• **INFORMATION SHOWN**:
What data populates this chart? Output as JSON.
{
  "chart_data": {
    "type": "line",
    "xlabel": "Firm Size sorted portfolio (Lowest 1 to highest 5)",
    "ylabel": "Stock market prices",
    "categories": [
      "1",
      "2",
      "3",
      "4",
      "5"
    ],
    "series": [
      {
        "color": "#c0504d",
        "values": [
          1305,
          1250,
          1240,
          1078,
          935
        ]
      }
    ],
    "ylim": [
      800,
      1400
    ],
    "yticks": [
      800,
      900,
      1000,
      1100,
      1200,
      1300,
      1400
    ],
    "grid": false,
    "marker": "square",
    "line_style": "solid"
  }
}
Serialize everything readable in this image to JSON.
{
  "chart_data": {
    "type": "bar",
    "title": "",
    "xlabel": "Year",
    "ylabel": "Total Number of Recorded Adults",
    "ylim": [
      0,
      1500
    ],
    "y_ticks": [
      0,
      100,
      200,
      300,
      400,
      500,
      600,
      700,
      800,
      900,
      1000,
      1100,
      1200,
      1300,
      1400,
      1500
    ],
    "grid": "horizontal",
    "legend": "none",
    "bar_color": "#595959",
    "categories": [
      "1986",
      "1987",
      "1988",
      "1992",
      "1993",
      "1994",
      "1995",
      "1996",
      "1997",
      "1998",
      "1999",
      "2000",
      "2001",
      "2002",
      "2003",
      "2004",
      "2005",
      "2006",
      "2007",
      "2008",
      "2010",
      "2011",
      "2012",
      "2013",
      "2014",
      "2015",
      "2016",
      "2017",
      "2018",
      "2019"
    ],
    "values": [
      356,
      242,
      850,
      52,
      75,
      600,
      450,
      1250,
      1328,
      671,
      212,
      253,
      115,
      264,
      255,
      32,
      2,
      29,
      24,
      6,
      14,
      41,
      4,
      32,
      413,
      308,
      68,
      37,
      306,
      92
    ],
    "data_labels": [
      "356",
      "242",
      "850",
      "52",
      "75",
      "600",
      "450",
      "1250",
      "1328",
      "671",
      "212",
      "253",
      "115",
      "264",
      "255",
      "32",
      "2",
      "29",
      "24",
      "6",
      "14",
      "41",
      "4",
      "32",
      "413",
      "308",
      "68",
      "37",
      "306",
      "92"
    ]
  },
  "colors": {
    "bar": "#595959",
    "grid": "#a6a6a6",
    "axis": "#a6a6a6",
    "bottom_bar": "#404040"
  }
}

• **DESCRIPTION OF THE TASK**: Copy all the records above exactly, missing none.

• **WRITTEN SOLUTION**:
What data populates this chart? Output as JSON.
{
  "chart_data": {
    "type": "line",
    "xlabel": "Firm Size sorted portfolio (Lowest 1 to highest 5)",
    "ylabel": "Stock market prices",
    "categories": [
      "1",
      "2",
      "3",
      "4",
      "5"
    ],
    "series": [
      {
        "color": "#c0504d",
        "values": [
          1305,
          1250,
          1240,
          1078,
          935
        ]
      }
    ],
    "ylim": [
      800,
      1400
    ],
    "yticks": [
      800,
      900,
      1000,
      1100,
      1200,
      1300,
      1400
    ],
    "grid": false,
    "marker": "square",
    "line_style": "solid"
  }
}
Serialize everything readable in this image to JSON.
{
  "chart_data": {
    "type": "bar",
    "title": "",
    "xlabel": "Year",
    "ylabel": "Total Number of Recorded Adults",
    "ylim": [
      0,
      1500
    ],
    "y_ticks": [
      0,
      100,
      200,
      300,
      400,
      500,
      600,
      700,
      800,
      900,
      1000,
      1100,
      1200,
      1300,
      1400,
      1500
    ],
    "grid": "horizontal",
    "legend": "none",
    "bar_color": "#595959",
    "categories": [
      "1986",
      "1987",
      "1988",
      "1992",
      "1993",
      "1994",
      "1995",
      "1996",
      "1997",
      "1998",
      "1999",
      "2000",
      "2001",
      "2002",
      "2003",
      "2004",
      "2005",
      "2006",
      "2007",
      "2008",
      "2010",
      "2011",
      "2012",
      "2013",
      "2014",
      "2015",
      "2016",
      "2017",
      "2018",
      "2019"
    ],
    "values": [
      356,
      242,
      850,
      52,
      75,
      600,
      450,
      1250,
      1328,
      671,
      212,
      253,
      115,
      264,
      255,
      32,
      2,
      29,
      24,
      6,
      14,
      41,
      4,
      32,
      413,
      308,
      68,
      37,
      306,
      92
    ],
    "data_labels": [
      "356",
      "242",
      "850",
      "52",
      "75",
      "600",
      "450",
      "1250",
      "1328",
      "671",
      "212",
      "253",
      "115",
      "264",
      "255",
      "32",
      "2",
      "29",
      "24",
      "6",
      "14",
      "41",
      "4",
      "32",
      "413",
      "308",
      "68",
      "37",
      "306",
      "92"
    ]
  },
  "colors": {
    "bar": "#595959",
    "grid": "#a6a6a6",
    "axis": "#a6a6a6",
    "bottom_bar": "#404040"
  }
}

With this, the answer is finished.